:: Exercise prompt ::
From the entries below, copy out every line with "Virtual" in it.

:: Provided entries ::
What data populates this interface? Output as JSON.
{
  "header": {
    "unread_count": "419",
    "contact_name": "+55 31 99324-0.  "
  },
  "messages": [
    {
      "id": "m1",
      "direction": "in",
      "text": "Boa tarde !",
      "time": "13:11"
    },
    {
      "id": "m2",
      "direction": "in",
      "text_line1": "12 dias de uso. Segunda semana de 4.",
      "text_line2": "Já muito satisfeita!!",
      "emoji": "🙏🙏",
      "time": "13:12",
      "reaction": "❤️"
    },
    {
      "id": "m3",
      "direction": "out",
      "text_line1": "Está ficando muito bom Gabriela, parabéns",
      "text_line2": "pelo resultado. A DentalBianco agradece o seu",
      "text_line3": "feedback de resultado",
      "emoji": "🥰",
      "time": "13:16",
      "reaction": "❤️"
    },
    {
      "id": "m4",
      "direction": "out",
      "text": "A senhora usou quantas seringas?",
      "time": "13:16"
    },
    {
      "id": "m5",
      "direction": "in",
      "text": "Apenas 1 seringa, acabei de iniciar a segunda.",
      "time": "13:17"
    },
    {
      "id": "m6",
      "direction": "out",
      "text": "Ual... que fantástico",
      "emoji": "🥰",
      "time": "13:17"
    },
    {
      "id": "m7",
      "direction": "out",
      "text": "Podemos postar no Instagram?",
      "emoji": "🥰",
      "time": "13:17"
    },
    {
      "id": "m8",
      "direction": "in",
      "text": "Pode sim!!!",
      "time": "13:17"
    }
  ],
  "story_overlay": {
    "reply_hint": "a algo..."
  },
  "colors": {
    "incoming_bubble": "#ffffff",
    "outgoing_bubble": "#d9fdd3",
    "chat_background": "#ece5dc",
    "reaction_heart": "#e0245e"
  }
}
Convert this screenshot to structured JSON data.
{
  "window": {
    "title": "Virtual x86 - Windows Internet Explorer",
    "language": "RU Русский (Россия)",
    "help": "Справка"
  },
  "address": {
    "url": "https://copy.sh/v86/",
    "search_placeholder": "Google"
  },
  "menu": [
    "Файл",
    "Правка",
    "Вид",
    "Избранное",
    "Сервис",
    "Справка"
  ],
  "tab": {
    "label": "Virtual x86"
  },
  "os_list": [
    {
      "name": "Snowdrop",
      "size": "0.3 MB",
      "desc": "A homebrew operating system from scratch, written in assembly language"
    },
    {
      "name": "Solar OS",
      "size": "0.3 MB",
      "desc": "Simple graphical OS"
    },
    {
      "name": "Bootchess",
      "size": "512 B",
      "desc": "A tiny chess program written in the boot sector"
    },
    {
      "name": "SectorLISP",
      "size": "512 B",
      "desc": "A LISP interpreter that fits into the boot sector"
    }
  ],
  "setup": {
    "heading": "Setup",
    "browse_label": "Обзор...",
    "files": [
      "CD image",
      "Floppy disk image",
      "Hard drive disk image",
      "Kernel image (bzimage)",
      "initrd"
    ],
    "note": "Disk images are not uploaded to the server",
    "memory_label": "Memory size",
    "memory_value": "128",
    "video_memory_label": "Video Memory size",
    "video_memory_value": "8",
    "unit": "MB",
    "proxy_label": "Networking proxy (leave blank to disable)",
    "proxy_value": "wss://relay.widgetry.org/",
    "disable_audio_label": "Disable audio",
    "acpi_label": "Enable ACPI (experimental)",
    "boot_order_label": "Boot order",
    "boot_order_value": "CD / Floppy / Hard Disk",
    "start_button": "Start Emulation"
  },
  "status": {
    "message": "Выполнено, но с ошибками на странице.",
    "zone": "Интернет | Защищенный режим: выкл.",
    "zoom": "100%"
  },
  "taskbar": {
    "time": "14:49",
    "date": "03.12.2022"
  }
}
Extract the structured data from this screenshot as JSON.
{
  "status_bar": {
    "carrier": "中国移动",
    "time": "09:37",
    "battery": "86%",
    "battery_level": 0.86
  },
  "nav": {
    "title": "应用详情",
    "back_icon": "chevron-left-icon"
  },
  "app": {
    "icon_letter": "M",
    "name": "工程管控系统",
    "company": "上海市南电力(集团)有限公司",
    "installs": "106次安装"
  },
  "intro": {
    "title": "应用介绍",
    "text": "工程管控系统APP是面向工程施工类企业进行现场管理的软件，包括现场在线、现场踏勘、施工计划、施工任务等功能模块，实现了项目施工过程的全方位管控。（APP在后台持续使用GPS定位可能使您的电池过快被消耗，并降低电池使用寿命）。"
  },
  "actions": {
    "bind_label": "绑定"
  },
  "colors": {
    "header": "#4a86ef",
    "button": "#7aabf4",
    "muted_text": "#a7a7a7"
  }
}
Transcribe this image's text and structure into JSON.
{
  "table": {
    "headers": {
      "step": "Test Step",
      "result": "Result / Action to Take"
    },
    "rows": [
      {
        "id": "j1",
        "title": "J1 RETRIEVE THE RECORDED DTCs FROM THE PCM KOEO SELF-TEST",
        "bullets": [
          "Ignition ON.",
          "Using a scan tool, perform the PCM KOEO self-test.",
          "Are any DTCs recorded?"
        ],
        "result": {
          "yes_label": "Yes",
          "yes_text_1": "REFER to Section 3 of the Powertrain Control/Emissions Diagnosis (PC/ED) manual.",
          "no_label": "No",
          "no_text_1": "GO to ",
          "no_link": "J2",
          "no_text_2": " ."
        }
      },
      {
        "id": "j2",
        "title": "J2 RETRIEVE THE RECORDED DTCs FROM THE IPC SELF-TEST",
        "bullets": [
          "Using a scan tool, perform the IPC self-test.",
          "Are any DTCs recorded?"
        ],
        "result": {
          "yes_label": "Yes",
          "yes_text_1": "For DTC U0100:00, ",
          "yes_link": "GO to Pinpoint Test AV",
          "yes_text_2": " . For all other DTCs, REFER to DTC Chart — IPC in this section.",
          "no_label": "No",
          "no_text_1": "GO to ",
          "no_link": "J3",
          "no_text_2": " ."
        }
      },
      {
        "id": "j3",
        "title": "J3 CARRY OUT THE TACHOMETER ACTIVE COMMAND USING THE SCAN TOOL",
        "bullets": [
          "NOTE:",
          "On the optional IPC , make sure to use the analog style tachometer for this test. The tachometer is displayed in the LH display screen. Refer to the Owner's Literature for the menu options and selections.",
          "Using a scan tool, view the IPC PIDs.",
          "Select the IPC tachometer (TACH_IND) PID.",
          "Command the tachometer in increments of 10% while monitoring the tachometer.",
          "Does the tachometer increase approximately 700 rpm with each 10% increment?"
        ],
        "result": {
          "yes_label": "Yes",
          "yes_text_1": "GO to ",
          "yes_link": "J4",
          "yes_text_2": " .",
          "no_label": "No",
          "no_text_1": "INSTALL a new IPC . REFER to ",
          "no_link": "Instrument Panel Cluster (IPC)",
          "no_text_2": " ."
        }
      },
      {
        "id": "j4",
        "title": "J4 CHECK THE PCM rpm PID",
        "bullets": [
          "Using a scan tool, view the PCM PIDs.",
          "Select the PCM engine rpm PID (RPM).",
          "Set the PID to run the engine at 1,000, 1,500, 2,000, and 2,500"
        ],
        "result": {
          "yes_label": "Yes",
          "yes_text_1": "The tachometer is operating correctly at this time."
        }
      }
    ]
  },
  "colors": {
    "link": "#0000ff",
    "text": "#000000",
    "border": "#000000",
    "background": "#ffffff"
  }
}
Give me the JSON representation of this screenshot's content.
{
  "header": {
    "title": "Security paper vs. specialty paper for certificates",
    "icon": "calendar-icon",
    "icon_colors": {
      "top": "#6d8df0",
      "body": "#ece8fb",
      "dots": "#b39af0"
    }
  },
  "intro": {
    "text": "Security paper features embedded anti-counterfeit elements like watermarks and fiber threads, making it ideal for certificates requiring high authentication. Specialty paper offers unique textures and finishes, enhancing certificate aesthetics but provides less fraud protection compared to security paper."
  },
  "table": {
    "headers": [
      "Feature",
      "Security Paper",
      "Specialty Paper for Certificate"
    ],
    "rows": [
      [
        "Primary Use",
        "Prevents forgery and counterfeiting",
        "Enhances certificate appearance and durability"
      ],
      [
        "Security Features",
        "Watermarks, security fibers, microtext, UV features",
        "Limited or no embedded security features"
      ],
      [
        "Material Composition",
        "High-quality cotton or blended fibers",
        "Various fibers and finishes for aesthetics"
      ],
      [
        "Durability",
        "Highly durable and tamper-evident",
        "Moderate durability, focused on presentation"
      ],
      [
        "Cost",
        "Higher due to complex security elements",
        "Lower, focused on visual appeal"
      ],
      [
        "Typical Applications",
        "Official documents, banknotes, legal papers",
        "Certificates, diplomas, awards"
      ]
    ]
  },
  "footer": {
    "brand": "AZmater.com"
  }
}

:: Final result ::
    "title": "Virtual x86 - Windows Internet Explorer",
    "label": "Virtual x86"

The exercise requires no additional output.